## BEGIN Input records

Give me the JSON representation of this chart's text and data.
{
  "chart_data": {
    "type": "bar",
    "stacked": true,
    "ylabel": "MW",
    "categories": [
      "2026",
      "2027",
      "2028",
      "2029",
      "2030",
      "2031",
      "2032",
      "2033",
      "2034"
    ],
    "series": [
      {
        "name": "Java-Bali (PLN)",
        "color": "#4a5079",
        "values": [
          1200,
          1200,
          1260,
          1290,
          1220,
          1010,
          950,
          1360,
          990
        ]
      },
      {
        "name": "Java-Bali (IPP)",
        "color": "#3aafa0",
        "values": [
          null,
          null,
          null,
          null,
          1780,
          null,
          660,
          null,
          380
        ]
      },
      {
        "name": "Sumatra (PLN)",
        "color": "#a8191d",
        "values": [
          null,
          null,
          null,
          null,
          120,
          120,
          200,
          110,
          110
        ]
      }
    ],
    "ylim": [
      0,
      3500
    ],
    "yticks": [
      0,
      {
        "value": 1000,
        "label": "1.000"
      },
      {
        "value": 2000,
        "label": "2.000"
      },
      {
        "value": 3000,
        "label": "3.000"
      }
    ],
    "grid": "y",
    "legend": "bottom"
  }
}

## END Input records

» **Requirements**: Gather from the entries above all lines that include the string "color".

» **Final result**:
        "color": "#4a5079",
        "color": "#3aafa0",
        "color": "#a8191d",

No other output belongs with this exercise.